━━ DATA SECTION

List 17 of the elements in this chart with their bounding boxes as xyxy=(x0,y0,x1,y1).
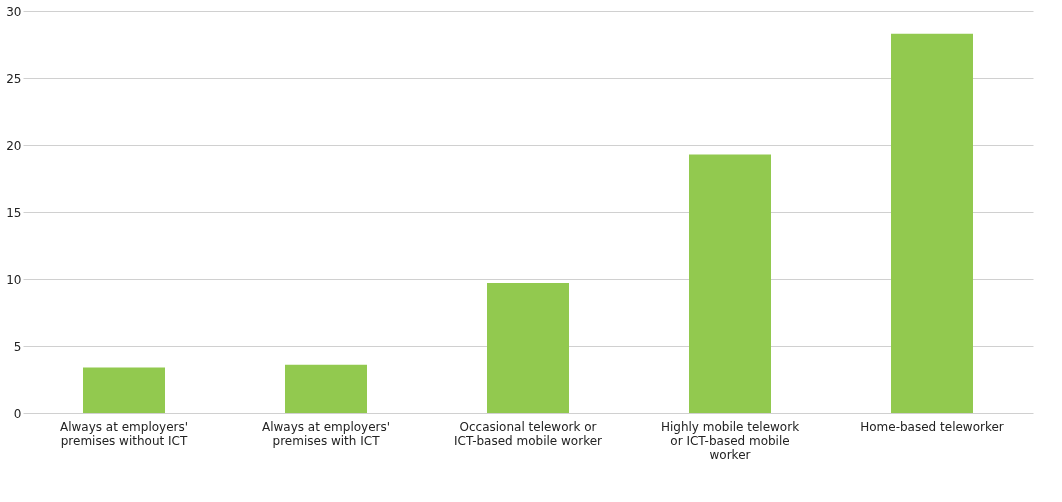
x-tick-label: Occasional telework or ICT-based mobile worker xyxy=(454,419,603,448)
x-tick-label: Highly mobile telework or ICT-based mobile worker xyxy=(660,419,800,462)
y-tick-label: 20 xyxy=(6,138,22,153)
x-tick-label: Always at employers' premises with ICT xyxy=(261,419,391,448)
bar xyxy=(891,33,973,413)
bar xyxy=(285,364,367,413)
bar xyxy=(487,283,569,413)
y-tick-label: 5 xyxy=(13,339,22,354)
bar xyxy=(83,367,165,413)
y-tick-label: 25 xyxy=(6,71,22,86)
y-tick-label: 10 xyxy=(6,272,22,287)
y-tick-label: 0 xyxy=(13,406,22,421)
x-tick-label: Always at employers' premises without ICT xyxy=(59,419,189,448)
x-tick-label: Home-based teleworker xyxy=(860,419,1004,434)
y-tick-label: 15 xyxy=(6,205,22,220)
bar xyxy=(689,154,771,413)
y-tick-label: 30 xyxy=(6,4,22,19)
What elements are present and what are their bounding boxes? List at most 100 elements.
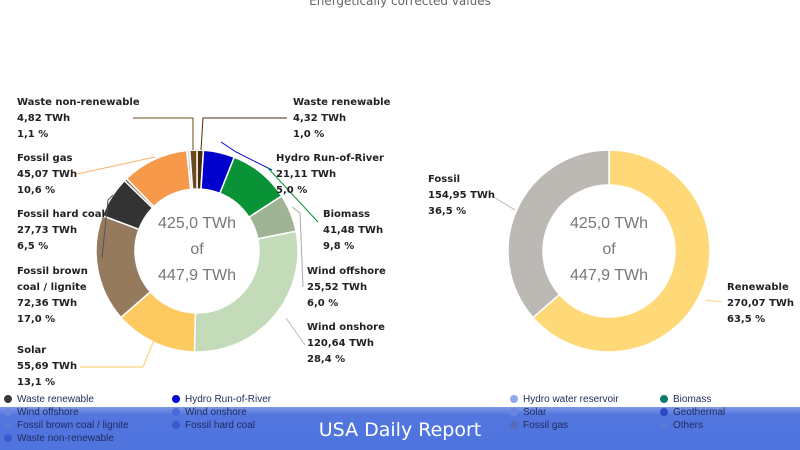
- slice-waste-non-renewable[interactable]: [188, 149, 198, 190]
- label-name: Fossil brown coal / lignite: [17, 266, 88, 293]
- leader-fossil: [491, 195, 516, 211]
- label-name: Biomass: [323, 209, 370, 220]
- leader-wind-offshore: [291, 206, 304, 288]
- legend-dot-icon: [4, 395, 12, 403]
- label-percent: 63,5 %: [727, 314, 766, 325]
- legend-label: Hydro water reservoir: [523, 394, 619, 405]
- label-name: Fossil hard coal: [17, 209, 105, 220]
- center-total: 447,9 TWh: [158, 267, 236, 284]
- legend-label: Others: [673, 420, 704, 431]
- label-waste-renewable: Waste renewable 4,32 TWh 1,0 %: [293, 95, 390, 143]
- banner-title: USA Daily Report: [318, 419, 482, 441]
- legend-label: Waste renewable: [17, 394, 94, 405]
- legend-item[interactable]: Waste renewable: [4, 394, 94, 406]
- label-fossil: Fossil 154,95 TWh 36,5 %: [428, 172, 495, 220]
- label-waste-non-renewable: Waste non-renewable 4,82 TWh 1,1 %: [17, 95, 140, 143]
- legend-dot-icon: [510, 408, 518, 416]
- legend-label: Geothermal: [673, 407, 726, 418]
- legend-item[interactable]: Wind onshore: [172, 407, 247, 419]
- slice-wind-onshore[interactable]: [193, 230, 299, 353]
- label-percent: 1,0 %: [293, 129, 325, 140]
- leader-biomass: [266, 166, 319, 223]
- label-value: 55,69 TWh: [17, 361, 78, 372]
- legend-item[interactable]: Hydro water reservoir: [510, 394, 619, 406]
- donut-renewable-vs-fossil: [507, 149, 711, 353]
- label-name: Fossil gas: [17, 153, 73, 164]
- legend-dot-icon: [660, 421, 668, 429]
- chart-legend: Waste renewable Hydro Run-of-River Hydro w…: [0, 394, 800, 450]
- legend-item[interactable]: Fossil brown coal / lignite: [4, 420, 129, 432]
- center-used: 425,0 TWh: [158, 215, 236, 232]
- label-fossil-hard-coal: Fossil hard coal 27,73 TWh 6,5 %: [17, 207, 105, 255]
- legend-item[interactable]: Biomass: [660, 394, 711, 406]
- label-percent: 9,8 %: [323, 241, 355, 252]
- legend-dot-icon: [4, 434, 12, 442]
- label-value: 45,07 TWh: [17, 169, 78, 180]
- label-name: Wind onshore: [307, 322, 385, 333]
- label-renewable: Renewable 270,07 TWh 63,5 %: [727, 280, 794, 328]
- label-name: Hydro Run-of-River: [276, 153, 384, 164]
- label-percent: 6,5 %: [17, 241, 49, 252]
- label-percent: 1,1 %: [17, 129, 49, 140]
- label-fossil-brown-coal: Fossil brown coal / lignite 72,36 TWh 17,0…: [17, 264, 112, 328]
- legend-dot-icon: [510, 395, 518, 403]
- label-name: Solar: [17, 345, 47, 356]
- center-used: 425,0 TWh: [570, 215, 648, 232]
- center-of: of: [190, 241, 204, 258]
- legend-label: Hydro Run-of-River: [185, 394, 272, 405]
- slice-fossil[interactable]: [507, 149, 610, 319]
- legend-label: Solar: [523, 407, 547, 418]
- label-wind-onshore: Wind onshore 120,64 TWh 28,4 %: [307, 320, 385, 368]
- legend-item[interactable]: Hydro Run-of-River: [172, 394, 271, 406]
- label-value: 4,32 TWh: [293, 113, 347, 124]
- center-of: of: [602, 241, 616, 258]
- label-value: 41,48 TWh: [323, 225, 384, 236]
- label-name: Renewable: [727, 282, 789, 293]
- label-name: Waste renewable: [293, 97, 391, 108]
- slice-renewable[interactable]: [531, 149, 711, 353]
- legend-label: Wind onshore: [185, 407, 247, 418]
- label-percent: 36,5 %: [428, 206, 467, 217]
- label-value: 25,52 TWh: [307, 282, 368, 293]
- legend-item[interactable]: Geothermal: [660, 407, 725, 419]
- label-fossil-gas: Fossil gas 45,07 TWh 10,6 %: [17, 151, 77, 199]
- label-wind-offshore: Wind offshore 25,52 TWh 6,0 %: [307, 264, 386, 312]
- legend-item[interactable]: Wind offshore: [4, 407, 79, 419]
- label-value: 120,64 TWh: [307, 338, 375, 349]
- legend-dot-icon: [660, 395, 668, 403]
- label-percent: 17,0 %: [17, 314, 56, 325]
- legend-item[interactable]: Solar: [510, 407, 546, 419]
- legend-label: Waste non-renewable: [17, 433, 114, 444]
- label-percent: 6,0 %: [307, 298, 339, 309]
- legend-dot-icon: [172, 408, 180, 416]
- label-name: Waste non-renewable: [17, 97, 140, 108]
- legend-item[interactable]: Waste non-renewable: [4, 433, 114, 445]
- donut2-center-text: 425,0 TWh of 447,9 TWh: [549, 211, 669, 289]
- label-name: Wind offshore: [307, 266, 386, 277]
- legend-label: Fossil gas: [523, 420, 569, 431]
- label-percent: 28,4 %: [307, 354, 346, 365]
- label-value: 21,11 TWh: [276, 169, 337, 180]
- leader-waste-renewable: [200, 117, 287, 151]
- donut1-center-text: 425,0 TWh of 447,9 TWh: [137, 211, 257, 289]
- legend-label: Fossil brown coal / lignite: [17, 420, 129, 431]
- legend-item[interactable]: Others: [660, 420, 703, 432]
- legend-dot-icon: [4, 408, 12, 416]
- legend-item[interactable]: Fossil hard coal: [172, 420, 255, 432]
- donut-energy-sources: [95, 149, 299, 353]
- legend-dot-icon: [510, 421, 518, 429]
- leader-waste-non-renewable: [133, 117, 194, 150]
- leader-solar: [80, 339, 155, 368]
- legend-dot-icon: [660, 408, 668, 416]
- label-solar: Solar 55,69 TWh 13,1 %: [17, 343, 77, 391]
- legend-dot-icon: [172, 395, 180, 403]
- label-name: Fossil: [428, 174, 461, 185]
- legend-label: Wind offshore: [17, 407, 79, 418]
- label-value: 72,36 TWh: [17, 298, 78, 309]
- legend-dot-icon: [4, 421, 12, 429]
- leader-wind-onshore: [285, 317, 306, 346]
- legend-item[interactable]: Fossil gas: [510, 420, 568, 432]
- leader-hydro: [220, 141, 273, 171]
- label-value: 4,82 TWh: [17, 113, 71, 124]
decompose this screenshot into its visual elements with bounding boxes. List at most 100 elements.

━━━━

REQUIRED WORK: Reproduce every line above verbatim, omitting the pictures.

FINAL RESULT:
List 17 of the elements in this chart with their bounding boxes as xyxy=(x0,y0,x1,y1).
x-tick-label: Occasional telework or ICT-based mobile worker xyxy=(454,419,603,448)
x-tick-label: Highly mobile telework or ICT-based mobile worker xyxy=(660,419,800,462)
y-tick-label: 20 xyxy=(6,138,22,153)
x-tick-label: Always at employers' premises with ICT xyxy=(261,419,391,448)
bar xyxy=(891,33,973,413)
bar xyxy=(285,364,367,413)
bar xyxy=(487,283,569,413)
y-tick-label: 5 xyxy=(13,339,22,354)
bar xyxy=(83,367,165,413)
y-tick-label: 25 xyxy=(6,71,22,86)
y-tick-label: 10 xyxy=(6,272,22,287)
y-tick-label: 0 xyxy=(13,406,22,421)
x-tick-label: Always at employers' premises without ICT xyxy=(59,419,189,448)
x-tick-label: Home-based teleworker xyxy=(860,419,1004,434)
y-tick-label: 15 xyxy=(6,205,22,220)
bar xyxy=(689,154,771,413)
y-tick-label: 30 xyxy=(6,4,22,19)
What elements are present and what are their bounding boxes? List at most 100 elements.
- slice-waste-non-renewable[interactable]: [188, 149, 198, 190]
- label-name: Fossil brown coal / lignite: [17, 266, 88, 293]
- leader-fossil: [491, 195, 516, 211]
- label-name: Biomass: [323, 209, 370, 220]
- leader-wind-offshore: [291, 206, 304, 288]
- legend-dot-icon: [4, 395, 12, 403]
- label-percent: 63,5 %: [727, 314, 766, 325]
- legend-label: Hydro water reservoir: [523, 394, 619, 405]
- label-name: Fossil hard coal: [17, 209, 105, 220]
- center-total: 447,9 TWh: [158, 267, 236, 284]
- legend-label: Others: [673, 420, 704, 431]
- label-waste-renewable: Waste renewable 4,32 TWh 1,0 %: [293, 95, 390, 143]
- banner-title: USA Daily Report: [318, 419, 482, 441]
- legend-label: Waste renewable: [17, 394, 94, 405]
- legend-item[interactable]: Waste renewable: [4, 394, 94, 406]
- label-fossil: Fossil 154,95 TWh 36,5 %: [428, 172, 495, 220]
- label-waste-non-renewable: Waste non-renewable 4,82 TWh 1,1 %: [17, 95, 140, 143]
- legend-dot-icon: [510, 408, 518, 416]
- legend-label: Geothermal: [673, 407, 726, 418]
- legend-item[interactable]: Wind onshore: [172, 407, 247, 419]
- slice-wind-onshore[interactable]: [193, 230, 299, 353]
- label-percent: 1,0 %: [293, 129, 325, 140]
- leader-biomass: [266, 166, 319, 223]
- label-value: 55,69 TWh: [17, 361, 78, 372]
- legend-item[interactable]: Hydro water reservoir: [510, 394, 619, 406]
- donut-renewable-vs-fossil: [507, 149, 711, 353]
- label-name: Fossil gas: [17, 153, 73, 164]
- legend-dot-icon: [660, 421, 668, 429]
- chart-legend: Waste renewable Hydro Run-of-River Hydro w…: [0, 394, 800, 450]
- legend-item[interactable]: Fossil brown coal / lignite: [4, 420, 129, 432]
- center-used: 425,0 TWh: [158, 215, 236, 232]
- label-fossil-hard-coal: Fossil hard coal 27,73 TWh 6,5 %: [17, 207, 105, 255]
- legend-item[interactable]: Biomass: [660, 394, 711, 406]
- label-percent: 9,8 %: [323, 241, 355, 252]
- legend-dot-icon: [4, 434, 12, 442]
- label-value: 45,07 TWh: [17, 169, 78, 180]
- label-name: Wind onshore: [307, 322, 385, 333]
- label-renewable: Renewable 270,07 TWh 63,5 %: [727, 280, 794, 328]
- label-name: Hydro Run-of-River: [276, 153, 384, 164]
- label-percent: 6,5 %: [17, 241, 49, 252]
- label-percent: 1,1 %: [17, 129, 49, 140]
- label-fossil-brown-coal: Fossil brown coal / lignite 72,36 TWh 17,0…: [17, 264, 112, 328]
- legend-dot-icon: [510, 395, 518, 403]
- label-name: Solar: [17, 345, 47, 356]
- center-used: 425,0 TWh: [570, 215, 648, 232]
- center-of: of: [190, 241, 204, 258]
- legend-label: Hydro Run-of-River: [185, 394, 272, 405]
- slice-fossil[interactable]: [507, 149, 610, 319]
- legend-label: Solar: [523, 407, 547, 418]
- label-wind-onshore: Wind onshore 120,64 TWh 28,4 %: [307, 320, 385, 368]
- legend-item[interactable]: Hydro Run-of-River: [172, 394, 271, 406]
- label-value: 4,32 TWh: [293, 113, 347, 124]
- center-of: of: [602, 241, 616, 258]
- label-value: 41,48 TWh: [323, 225, 384, 236]
- label-name: Renewable: [727, 282, 789, 293]
- label-name: Waste renewable: [293, 97, 391, 108]
- slice-renewable[interactable]: [531, 149, 711, 353]
- legend-label: Wind onshore: [185, 407, 247, 418]
- label-percent: 36,5 %: [428, 206, 467, 217]
- label-value: 25,52 TWh: [307, 282, 368, 293]
- legend-item[interactable]: Geothermal: [660, 407, 725, 419]
- label-fossil-gas: Fossil gas 45,07 TWh 10,6 %: [17, 151, 77, 199]
- label-wind-offshore: Wind offshore 25,52 TWh 6,0 %: [307, 264, 386, 312]
- legend-item[interactable]: Wind offshore: [4, 407, 79, 419]
- label-value: 120,64 TWh: [307, 338, 375, 349]
- legend-dot-icon: [660, 395, 668, 403]
- label-percent: 17,0 %: [17, 314, 56, 325]
- legend-item[interactable]: Solar: [510, 407, 546, 419]
- legend-label: Waste non-renewable: [17, 433, 114, 444]
- label-percent: 6,0 %: [307, 298, 339, 309]
- legend-dot-icon: [172, 408, 180, 416]
- label-name: Waste non-renewable: [17, 97, 140, 108]
- legend-item[interactable]: Waste non-renewable: [4, 433, 114, 445]
- donut2-center-text: 425,0 TWh of 447,9 TWh: [549, 211, 669, 289]
- label-name: Wind offshore: [307, 266, 386, 277]
- legend-label: Fossil gas: [523, 420, 569, 431]
- label-percent: 28,4 %: [307, 354, 346, 365]
- label-value: 21,11 TWh: [276, 169, 337, 180]
- leader-waste-renewable: [200, 117, 287, 151]
- donut1-center-text: 425,0 TWh of 447,9 TWh: [137, 211, 257, 289]
- legend-label: Fossil brown coal / lignite: [17, 420, 129, 431]
- legend-item[interactable]: Others: [660, 420, 703, 432]
- legend-dot-icon: [4, 408, 12, 416]
- legend-item[interactable]: Fossil hard coal: [172, 420, 255, 432]
- donut-energy-sources: [95, 149, 299, 353]
- legend-dot-icon: [510, 421, 518, 429]
- leader-waste-non-renewable: [133, 117, 194, 150]
- leader-solar: [80, 339, 155, 368]
- legend-dot-icon: [660, 408, 668, 416]
- label-solar: Solar 55,69 TWh 13,1 %: [17, 343, 77, 391]
- legend-dot-icon: [172, 395, 180, 403]
- label-name: Fossil: [428, 174, 461, 185]
- legend-label: Wind offshore: [17, 407, 79, 418]
- label-value: 72,36 TWh: [17, 298, 78, 309]
- legend-dot-icon: [4, 421, 12, 429]
- leader-wind-onshore: [285, 317, 306, 346]
- legend-item[interactable]: Fossil gas: [510, 420, 568, 432]
- leader-hydro: [220, 141, 273, 171]
- label-value: 4,82 TWh: [17, 113, 71, 124]
decompose this screenshot into its visual elements with bounding boxes. List at most 100 elements.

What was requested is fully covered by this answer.